----- Data listing

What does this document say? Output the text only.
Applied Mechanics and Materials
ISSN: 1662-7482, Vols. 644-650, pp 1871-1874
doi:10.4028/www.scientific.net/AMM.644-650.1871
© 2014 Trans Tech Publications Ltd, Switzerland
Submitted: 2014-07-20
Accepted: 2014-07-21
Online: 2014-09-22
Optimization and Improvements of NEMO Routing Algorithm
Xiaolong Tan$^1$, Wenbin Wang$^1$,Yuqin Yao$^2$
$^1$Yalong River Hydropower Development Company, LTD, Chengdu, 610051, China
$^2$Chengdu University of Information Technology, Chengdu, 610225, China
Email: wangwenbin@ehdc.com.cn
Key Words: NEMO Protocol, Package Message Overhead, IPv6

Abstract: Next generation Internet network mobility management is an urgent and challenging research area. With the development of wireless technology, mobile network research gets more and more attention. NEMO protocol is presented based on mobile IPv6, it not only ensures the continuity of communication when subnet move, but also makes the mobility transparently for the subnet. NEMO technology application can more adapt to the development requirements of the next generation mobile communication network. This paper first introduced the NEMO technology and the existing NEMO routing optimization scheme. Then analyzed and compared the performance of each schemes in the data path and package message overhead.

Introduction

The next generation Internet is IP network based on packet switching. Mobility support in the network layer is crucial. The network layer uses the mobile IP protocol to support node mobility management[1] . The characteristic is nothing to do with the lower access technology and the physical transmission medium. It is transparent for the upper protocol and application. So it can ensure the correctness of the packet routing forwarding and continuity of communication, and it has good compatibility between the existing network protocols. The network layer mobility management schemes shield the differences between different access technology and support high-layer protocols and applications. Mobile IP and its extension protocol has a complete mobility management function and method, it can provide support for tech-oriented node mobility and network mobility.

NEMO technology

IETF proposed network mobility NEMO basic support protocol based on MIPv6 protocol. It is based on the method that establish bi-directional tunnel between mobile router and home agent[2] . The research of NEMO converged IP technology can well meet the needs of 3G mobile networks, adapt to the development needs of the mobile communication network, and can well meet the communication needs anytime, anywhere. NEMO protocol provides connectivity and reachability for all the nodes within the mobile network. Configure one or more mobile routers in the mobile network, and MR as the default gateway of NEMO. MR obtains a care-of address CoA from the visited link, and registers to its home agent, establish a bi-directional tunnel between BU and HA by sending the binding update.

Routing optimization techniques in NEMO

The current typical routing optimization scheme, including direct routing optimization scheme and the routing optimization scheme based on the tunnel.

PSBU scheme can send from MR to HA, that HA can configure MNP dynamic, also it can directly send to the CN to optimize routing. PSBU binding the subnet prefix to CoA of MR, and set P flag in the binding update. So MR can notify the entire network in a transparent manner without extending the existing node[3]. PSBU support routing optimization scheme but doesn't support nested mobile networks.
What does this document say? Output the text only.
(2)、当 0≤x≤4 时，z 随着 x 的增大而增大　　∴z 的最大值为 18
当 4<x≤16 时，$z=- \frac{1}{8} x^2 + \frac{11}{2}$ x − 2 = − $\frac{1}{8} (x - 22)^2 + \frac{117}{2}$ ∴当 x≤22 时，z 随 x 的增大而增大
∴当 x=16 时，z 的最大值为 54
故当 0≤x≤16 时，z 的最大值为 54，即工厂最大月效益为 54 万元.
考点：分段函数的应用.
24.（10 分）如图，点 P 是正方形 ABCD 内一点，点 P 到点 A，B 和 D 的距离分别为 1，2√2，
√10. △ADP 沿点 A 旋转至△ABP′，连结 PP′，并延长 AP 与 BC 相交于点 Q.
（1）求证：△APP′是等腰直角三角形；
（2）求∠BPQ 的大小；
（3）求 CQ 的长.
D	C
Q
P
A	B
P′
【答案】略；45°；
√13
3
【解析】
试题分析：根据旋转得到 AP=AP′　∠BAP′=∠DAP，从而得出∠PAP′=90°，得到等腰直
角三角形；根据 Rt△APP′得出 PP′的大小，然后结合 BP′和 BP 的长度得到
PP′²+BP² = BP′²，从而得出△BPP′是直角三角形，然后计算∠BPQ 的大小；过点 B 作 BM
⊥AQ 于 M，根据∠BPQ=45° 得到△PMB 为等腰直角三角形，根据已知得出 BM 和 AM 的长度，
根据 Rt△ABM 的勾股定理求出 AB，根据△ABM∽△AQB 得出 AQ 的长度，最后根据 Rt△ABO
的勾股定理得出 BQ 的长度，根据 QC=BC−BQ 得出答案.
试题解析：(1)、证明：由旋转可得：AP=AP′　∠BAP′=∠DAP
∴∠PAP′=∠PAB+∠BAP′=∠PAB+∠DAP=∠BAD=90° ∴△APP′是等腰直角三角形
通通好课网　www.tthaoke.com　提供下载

----------

Exercise
Please repeat all the records above exactly as they appear.

Full response
What does this document say? Output the text only.
Applied Mechanics and Materials
ISSN: 1662-7482, Vols. 644-650, pp 1871-1874
doi:10.4028/www.scientific.net/AMM.644-650.1871
© 2014 Trans Tech Publications Ltd, Switzerland
Submitted: 2014-07-20
Accepted: 2014-07-21
Online: 2014-09-22
Optimization and Improvements of NEMO Routing Algorithm
Xiaolong Tan$^1$, Wenbin Wang$^1$,Yuqin Yao$^2$
$^1$Yalong River Hydropower Development Company, LTD, Chengdu, 610051, China
$^2$Chengdu University of Information Technology, Chengdu, 610225, China
Email: wangwenbin@ehdc.com.cn
Key Words: NEMO Protocol, Package Message Overhead, IPv6

Abstract: Next generation Internet network mobility management is an urgent and challenging research area. With the development of wireless technology, mobile network research gets more and more attention. NEMO protocol is presented based on mobile IPv6, it not only ensures the continuity of communication when subnet move, but also makes the mobility transparently for the subnet. NEMO technology application can more adapt to the development requirements of the next generation mobile communication network. This paper first introduced the NEMO technology and the existing NEMO routing optimization scheme. Then analyzed and compared the performance of each schemes in the data path and package message overhead.

Introduction

The next generation Internet is IP network based on packet switching. Mobility support in the network layer is crucial. The network layer uses the mobile IP protocol to support node mobility management[1] . The characteristic is nothing to do with the lower access technology and the physical transmission medium. It is transparent for the upper protocol and application. So it can ensure the correctness of the packet routing forwarding and continuity of communication, and it has good compatibility between the existing network protocols. The network layer mobility management schemes shield the differences between different access technology and support high-layer protocols and applications. Mobile IP and its extension protocol has a complete mobility management function and method, it can provide support for tech-oriented node mobility and network mobility.

NEMO technology

IETF proposed network mobility NEMO basic support protocol based on MIPv6 protocol. It is based on the method that establish bi-directional tunnel between mobile router and home agent[2] . The research of NEMO converged IP technology can well meet the needs of 3G mobile networks, adapt to the development needs of the mobile communication network, and can well meet the communication needs anytime, anywhere. NEMO protocol provides connectivity and reachability for all the nodes within the mobile network. Configure one or more mobile routers in the mobile network, and MR as the default gateway of NEMO. MR obtains a care-of address CoA from the visited link, and registers to its home agent, establish a bi-directional tunnel between BU and HA by sending the binding update.

Routing optimization techniques in NEMO

The current typical routing optimization scheme, including direct routing optimization scheme and the routing optimization scheme based on the tunnel.

PSBU scheme can send from MR to HA, that HA can configure MNP dynamic, also it can directly send to the CN to optimize routing. PSBU binding the subnet prefix to CoA of MR, and set P flag in the binding update. So MR can notify the entire network in a transparent manner without extending the existing node[3]. PSBU support routing optimization scheme but doesn't support nested mobile networks.
What does this document say? Output the text only.
(2)、当 0≤x≤4 时，z 随着 x 的增大而增大　　∴z 的最大值为 18
当 4<x≤16 时，$z=- \frac{1}{8} x^2 + \frac{11}{2}$ x − 2 = − $\frac{1}{8} (x - 22)^2 + \frac{117}{2}$ ∴当 x≤22 时，z 随 x 的增大而增大
∴当 x=16 时，z 的最大值为 54
故当 0≤x≤16 时，z 的最大值为 54，即工厂最大月效益为 54 万元.
考点：分段函数的应用.
24.（10 分）如图，点 P 是正方形 ABCD 内一点，点 P 到点 A，B 和 D 的距离分别为 1，2√2，
√10. △ADP 沿点 A 旋转至△ABP′，连结 PP′，并延长 AP 与 BC 相交于点 Q.
（1）求证：△APP′是等腰直角三角形；
（2）求∠BPQ 的大小；
（3）求 CQ 的长.
D	C
Q
P
A	B
P′
【答案】略；45°；
√13
3
【解析】
试题分析：根据旋转得到 AP=AP′　∠BAP′=∠DAP，从而得出∠PAP′=90°，得到等腰直
角三角形；根据 Rt△APP′得出 PP′的大小，然后结合 BP′和 BP 的长度得到
PP′²+BP² = BP′²，从而得出△BPP′是直角三角形，然后计算∠BPQ 的大小；过点 B 作 BM
⊥AQ 于 M，根据∠BPQ=45° 得到△PMB 为等腰直角三角形，根据已知得出 BM 和 AM 的长度，
根据 Rt△ABM 的勾股定理求出 AB，根据△ABM∽△AQB 得出 AQ 的长度，最后根据 Rt△ABO
的勾股定理得出 BQ 的长度，根据 QC=BC−BQ 得出答案.
试题解析：(1)、证明：由旋转可得：AP=AP′　∠BAP′=∠DAP
∴∠PAP′=∠PAB+∠BAP′=∠PAB+∠DAP=∠BAD=90° ∴△APP′是等腰直角三角形
通通好课网　www.tthaoke.com　提供下载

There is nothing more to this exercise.